BRIEF.
Your task is to output the data exactly as it stands.
───── ENTRIES SHOWN ─────
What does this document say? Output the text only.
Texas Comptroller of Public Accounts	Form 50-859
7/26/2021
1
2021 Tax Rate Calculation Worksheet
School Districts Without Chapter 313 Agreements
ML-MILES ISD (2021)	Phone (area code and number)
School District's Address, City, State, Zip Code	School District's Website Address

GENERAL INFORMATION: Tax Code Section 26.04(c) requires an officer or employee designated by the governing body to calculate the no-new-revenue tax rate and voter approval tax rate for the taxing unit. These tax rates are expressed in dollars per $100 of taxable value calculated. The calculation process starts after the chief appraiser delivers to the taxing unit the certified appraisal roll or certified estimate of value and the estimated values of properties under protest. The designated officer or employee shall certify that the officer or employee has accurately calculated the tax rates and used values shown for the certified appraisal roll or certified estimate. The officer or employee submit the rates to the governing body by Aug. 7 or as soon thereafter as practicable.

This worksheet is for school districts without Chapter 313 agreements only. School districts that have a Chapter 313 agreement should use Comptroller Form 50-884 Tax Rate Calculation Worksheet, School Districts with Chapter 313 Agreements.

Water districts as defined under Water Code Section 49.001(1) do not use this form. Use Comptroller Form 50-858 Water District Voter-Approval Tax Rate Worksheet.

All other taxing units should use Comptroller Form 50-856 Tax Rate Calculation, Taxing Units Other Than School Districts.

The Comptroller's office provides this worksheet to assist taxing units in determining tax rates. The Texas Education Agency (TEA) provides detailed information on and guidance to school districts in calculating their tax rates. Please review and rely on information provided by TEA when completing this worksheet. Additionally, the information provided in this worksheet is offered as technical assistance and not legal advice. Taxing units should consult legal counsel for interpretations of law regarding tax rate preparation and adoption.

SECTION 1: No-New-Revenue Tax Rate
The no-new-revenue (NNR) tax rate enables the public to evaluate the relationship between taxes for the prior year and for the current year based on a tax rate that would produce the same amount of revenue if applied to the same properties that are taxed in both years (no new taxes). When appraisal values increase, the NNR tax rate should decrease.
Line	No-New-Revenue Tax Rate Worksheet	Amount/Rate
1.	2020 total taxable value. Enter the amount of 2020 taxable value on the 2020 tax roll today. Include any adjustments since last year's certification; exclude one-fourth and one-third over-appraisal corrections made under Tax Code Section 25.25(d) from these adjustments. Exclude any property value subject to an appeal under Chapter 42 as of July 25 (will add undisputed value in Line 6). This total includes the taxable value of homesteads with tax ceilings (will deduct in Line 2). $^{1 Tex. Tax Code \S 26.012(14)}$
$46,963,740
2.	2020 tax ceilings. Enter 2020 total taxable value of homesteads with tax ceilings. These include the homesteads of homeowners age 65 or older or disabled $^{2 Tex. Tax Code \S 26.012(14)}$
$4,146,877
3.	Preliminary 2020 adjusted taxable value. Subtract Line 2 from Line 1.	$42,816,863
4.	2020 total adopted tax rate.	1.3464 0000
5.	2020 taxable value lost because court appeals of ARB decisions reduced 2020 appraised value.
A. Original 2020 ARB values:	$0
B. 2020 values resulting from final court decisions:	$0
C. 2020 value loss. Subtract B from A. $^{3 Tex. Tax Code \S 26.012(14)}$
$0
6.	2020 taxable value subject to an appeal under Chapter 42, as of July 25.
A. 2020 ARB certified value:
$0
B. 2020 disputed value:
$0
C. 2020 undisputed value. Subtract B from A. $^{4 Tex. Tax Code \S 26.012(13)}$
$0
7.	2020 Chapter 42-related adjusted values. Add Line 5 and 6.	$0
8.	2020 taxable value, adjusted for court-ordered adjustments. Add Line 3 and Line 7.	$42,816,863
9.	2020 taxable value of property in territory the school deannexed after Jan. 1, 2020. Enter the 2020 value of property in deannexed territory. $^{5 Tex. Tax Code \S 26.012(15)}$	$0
─────
TASK SOLUTION.
What does this document say? Output the text only.
Texas Comptroller of Public Accounts	Form 50-859
7/26/2021
1
2021 Tax Rate Calculation Worksheet
School Districts Without Chapter 313 Agreements
ML-MILES ISD (2021)	Phone (area code and number)
School District's Address, City, State, Zip Code	School District's Website Address

GENERAL INFORMATION: Tax Code Section 26.04(c) requires an officer or employee designated by the governing body to calculate the no-new-revenue tax rate and voter approval tax rate for the taxing unit. These tax rates are expressed in dollars per $100 of taxable value calculated. The calculation process starts after the chief appraiser delivers to the taxing unit the certified appraisal roll or certified estimate of value and the estimated values of properties under protest. The designated officer or employee shall certify that the officer or employee has accurately calculated the tax rates and used values shown for the certified appraisal roll or certified estimate. The officer or employee submit the rates to the governing body by Aug. 7 or as soon thereafter as practicable.

This worksheet is for school districts without Chapter 313 agreements only. School districts that have a Chapter 313 agreement should use Comptroller Form 50-884 Tax Rate Calculation Worksheet, School Districts with Chapter 313 Agreements.

Water districts as defined under Water Code Section 49.001(1) do not use this form. Use Comptroller Form 50-858 Water District Voter-Approval Tax Rate Worksheet.

All other taxing units should use Comptroller Form 50-856 Tax Rate Calculation, Taxing Units Other Than School Districts.

The Comptroller's office provides this worksheet to assist taxing units in determining tax rates. The Texas Education Agency (TEA) provides detailed information on and guidance to school districts in calculating their tax rates. Please review and rely on information provided by TEA when completing this worksheet. Additionally, the information provided in this worksheet is offered as technical assistance and not legal advice. Taxing units should consult legal counsel for interpretations of law regarding tax rate preparation and adoption.

SECTION 1: No-New-Revenue Tax Rate
The no-new-revenue (NNR) tax rate enables the public to evaluate the relationship between taxes for the prior year and for the current year based on a tax rate that would produce the same amount of revenue if applied to the same properties that are taxed in both years (no new taxes). When appraisal values increase, the NNR tax rate should decrease.
Line	No-New-Revenue Tax Rate Worksheet	Amount/Rate
1.	2020 total taxable value. Enter the amount of 2020 taxable value on the 2020 tax roll today. Include any adjustments since last year's certification; exclude one-fourth and one-third over-appraisal corrections made under Tax Code Section 25.25(d) from these adjustments. Exclude any property value subject to an appeal under Chapter 42 as of July 25 (will add undisputed value in Line 6). This total includes the taxable value of homesteads with tax ceilings (will deduct in Line 2). $^{1 Tex. Tax Code \S 26.012(14)}$
$46,963,740
2.	2020 tax ceilings. Enter 2020 total taxable value of homesteads with tax ceilings. These include the homesteads of homeowners age 65 or older or disabled $^{2 Tex. Tax Code \S 26.012(14)}$
$4,146,877
3.	Preliminary 2020 adjusted taxable value. Subtract Line 2 from Line 1.	$42,816,863
4.	2020 total adopted tax rate.	1.3464 0000
5.	2020 taxable value lost because court appeals of ARB decisions reduced 2020 appraised value.
A. Original 2020 ARB values:	$0
B. 2020 values resulting from final court decisions:	$0
C. 2020 value loss. Subtract B from A. $^{3 Tex. Tax Code \S 26.012(14)}$
$0
6.	2020 taxable value subject to an appeal under Chapter 42, as of July 25.
A. 2020 ARB certified value:
$0
B. 2020 disputed value:
$0
C. 2020 undisputed value. Subtract B from A. $^{4 Tex. Tax Code \S 26.012(13)}$
$0
7.	2020 Chapter 42-related adjusted values. Add Line 5 and 6.	$0
8.	2020 taxable value, adjusted for court-ordered adjustments. Add Line 3 and Line 7.	$42,816,863
9.	2020 taxable value of property in territory the school deannexed after Jan. 1, 2020. Enter the 2020 value of property in deannexed territory. $^{5 Tex. Tax Code \S 26.012(15)}$	$0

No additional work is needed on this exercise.